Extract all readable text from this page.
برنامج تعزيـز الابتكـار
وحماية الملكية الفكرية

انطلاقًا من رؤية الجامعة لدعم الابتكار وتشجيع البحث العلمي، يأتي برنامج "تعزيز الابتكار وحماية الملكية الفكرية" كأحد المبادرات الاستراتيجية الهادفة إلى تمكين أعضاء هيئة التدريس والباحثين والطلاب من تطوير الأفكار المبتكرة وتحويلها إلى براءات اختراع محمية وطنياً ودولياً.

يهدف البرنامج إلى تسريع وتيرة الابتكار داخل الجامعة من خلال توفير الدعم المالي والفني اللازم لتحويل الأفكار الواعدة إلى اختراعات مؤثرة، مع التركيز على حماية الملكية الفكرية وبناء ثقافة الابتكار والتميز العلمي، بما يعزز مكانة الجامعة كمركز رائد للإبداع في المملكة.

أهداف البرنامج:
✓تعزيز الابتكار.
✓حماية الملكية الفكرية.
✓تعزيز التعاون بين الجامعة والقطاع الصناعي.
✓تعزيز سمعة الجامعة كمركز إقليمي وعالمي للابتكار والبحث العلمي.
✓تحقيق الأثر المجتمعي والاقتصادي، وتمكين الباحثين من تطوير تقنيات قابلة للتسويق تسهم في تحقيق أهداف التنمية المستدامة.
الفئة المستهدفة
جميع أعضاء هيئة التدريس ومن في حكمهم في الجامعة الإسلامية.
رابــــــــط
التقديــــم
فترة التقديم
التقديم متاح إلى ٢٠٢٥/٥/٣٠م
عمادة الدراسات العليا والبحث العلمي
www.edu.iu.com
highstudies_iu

::::::::

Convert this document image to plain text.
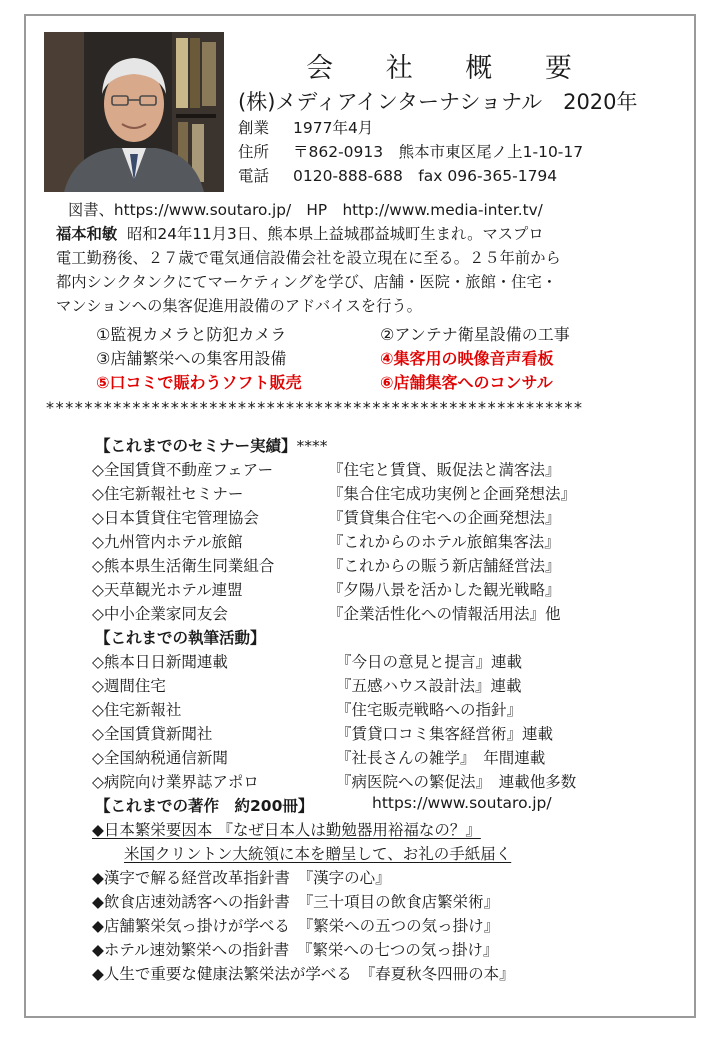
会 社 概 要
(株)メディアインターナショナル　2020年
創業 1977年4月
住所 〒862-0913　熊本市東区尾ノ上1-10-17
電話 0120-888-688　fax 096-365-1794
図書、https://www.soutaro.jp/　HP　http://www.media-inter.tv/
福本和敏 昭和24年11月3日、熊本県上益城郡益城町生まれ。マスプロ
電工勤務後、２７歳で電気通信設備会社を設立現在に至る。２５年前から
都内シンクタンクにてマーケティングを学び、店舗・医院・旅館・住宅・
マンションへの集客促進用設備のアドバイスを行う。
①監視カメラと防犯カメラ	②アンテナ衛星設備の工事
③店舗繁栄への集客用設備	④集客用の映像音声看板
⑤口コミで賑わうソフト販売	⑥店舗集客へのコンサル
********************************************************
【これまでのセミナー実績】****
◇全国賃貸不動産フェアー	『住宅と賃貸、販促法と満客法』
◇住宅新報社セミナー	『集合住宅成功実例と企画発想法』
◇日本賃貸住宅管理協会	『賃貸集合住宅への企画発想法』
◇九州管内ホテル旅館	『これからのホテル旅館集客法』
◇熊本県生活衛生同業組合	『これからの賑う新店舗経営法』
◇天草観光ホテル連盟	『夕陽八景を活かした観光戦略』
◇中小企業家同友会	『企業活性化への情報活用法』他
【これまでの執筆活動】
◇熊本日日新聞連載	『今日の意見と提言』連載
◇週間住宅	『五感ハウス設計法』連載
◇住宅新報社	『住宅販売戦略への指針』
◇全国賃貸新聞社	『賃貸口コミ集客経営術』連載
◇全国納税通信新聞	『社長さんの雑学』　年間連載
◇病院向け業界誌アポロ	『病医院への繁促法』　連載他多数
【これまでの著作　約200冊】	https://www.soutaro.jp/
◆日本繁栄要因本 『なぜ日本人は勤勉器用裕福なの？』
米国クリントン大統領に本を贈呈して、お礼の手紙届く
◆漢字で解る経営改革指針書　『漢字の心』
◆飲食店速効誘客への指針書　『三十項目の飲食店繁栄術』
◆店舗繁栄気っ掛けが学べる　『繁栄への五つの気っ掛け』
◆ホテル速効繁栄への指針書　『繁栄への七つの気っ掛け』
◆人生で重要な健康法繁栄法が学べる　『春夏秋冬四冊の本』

::::::::

### EXERCISE DIRECTIONS
Identify which lines contain the word "التقديم" and copy each one.

### RESULT FOR THIS EXERCISE
فترة التقديم
التقديم متاح إلى ٢٠٢٥/٥/٣٠م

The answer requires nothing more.